To be done
Report all lines holding "تحديث".

Listed records
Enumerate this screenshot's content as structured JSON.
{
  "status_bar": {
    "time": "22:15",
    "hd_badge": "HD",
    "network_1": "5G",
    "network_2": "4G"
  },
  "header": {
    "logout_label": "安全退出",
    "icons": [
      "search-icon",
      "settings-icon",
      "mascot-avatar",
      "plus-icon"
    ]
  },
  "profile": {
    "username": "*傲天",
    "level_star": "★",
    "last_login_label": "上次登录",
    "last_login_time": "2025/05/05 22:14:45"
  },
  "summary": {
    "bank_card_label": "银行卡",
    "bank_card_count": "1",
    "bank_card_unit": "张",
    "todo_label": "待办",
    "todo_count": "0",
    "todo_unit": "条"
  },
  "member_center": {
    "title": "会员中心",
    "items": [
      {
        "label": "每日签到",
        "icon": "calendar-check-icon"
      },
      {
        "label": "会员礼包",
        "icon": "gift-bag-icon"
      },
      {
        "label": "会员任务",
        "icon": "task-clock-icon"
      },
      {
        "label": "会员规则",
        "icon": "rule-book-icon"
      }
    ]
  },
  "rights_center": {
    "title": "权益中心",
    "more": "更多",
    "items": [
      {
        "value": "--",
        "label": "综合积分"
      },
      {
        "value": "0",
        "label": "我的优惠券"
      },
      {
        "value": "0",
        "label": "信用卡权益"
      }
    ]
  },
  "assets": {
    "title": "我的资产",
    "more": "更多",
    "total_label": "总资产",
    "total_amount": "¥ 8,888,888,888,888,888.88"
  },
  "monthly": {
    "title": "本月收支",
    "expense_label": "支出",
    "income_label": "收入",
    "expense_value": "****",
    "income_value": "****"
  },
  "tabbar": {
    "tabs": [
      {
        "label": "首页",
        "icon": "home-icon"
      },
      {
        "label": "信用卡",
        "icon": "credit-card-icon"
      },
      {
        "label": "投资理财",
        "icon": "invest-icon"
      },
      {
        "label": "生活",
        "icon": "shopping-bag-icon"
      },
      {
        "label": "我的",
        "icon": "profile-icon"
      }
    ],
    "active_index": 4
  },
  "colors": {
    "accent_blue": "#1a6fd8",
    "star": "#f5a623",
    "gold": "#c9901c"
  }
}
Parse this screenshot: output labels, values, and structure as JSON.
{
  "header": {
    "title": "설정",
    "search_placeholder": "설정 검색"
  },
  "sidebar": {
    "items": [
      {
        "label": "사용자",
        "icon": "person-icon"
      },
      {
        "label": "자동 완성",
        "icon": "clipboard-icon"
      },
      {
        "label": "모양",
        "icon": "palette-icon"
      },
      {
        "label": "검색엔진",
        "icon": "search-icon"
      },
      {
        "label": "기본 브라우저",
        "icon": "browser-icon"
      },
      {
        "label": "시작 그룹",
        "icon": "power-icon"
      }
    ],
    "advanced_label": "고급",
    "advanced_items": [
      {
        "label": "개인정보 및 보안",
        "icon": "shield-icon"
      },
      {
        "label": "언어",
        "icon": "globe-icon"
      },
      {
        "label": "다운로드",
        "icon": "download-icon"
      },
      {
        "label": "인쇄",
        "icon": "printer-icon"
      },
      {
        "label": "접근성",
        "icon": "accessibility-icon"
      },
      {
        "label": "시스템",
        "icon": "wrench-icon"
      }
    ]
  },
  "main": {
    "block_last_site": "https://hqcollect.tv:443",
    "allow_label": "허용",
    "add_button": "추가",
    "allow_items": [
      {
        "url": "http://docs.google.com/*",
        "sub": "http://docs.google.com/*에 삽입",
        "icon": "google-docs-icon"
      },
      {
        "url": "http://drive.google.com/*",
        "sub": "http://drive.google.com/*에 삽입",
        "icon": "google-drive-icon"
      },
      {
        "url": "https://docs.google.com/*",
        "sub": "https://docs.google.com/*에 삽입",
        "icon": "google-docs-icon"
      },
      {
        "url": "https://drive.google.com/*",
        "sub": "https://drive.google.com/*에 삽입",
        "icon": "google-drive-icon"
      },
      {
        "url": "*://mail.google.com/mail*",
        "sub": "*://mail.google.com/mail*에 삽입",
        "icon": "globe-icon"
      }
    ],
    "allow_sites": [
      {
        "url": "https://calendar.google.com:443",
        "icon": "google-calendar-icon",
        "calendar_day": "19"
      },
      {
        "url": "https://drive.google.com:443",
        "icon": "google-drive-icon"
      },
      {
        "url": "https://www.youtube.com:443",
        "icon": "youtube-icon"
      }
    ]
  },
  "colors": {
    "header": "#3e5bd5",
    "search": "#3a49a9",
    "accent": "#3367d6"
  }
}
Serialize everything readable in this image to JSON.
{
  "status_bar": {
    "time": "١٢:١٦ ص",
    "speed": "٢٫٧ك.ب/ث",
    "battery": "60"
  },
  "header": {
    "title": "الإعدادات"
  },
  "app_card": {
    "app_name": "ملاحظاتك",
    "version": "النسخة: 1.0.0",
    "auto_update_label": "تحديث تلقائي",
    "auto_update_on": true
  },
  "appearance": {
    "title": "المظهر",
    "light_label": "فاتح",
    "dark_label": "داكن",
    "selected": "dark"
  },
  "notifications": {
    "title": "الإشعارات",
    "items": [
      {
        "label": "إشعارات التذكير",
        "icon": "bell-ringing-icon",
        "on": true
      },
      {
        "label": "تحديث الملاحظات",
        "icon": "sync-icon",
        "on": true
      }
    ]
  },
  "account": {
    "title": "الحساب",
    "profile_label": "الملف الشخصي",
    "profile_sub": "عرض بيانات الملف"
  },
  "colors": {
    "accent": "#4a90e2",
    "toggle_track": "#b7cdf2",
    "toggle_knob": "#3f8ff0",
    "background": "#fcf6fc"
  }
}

Answer to the task
    "auto_update_label": "تحديث تلقائي",
        "label": "تحديث الملاحظات",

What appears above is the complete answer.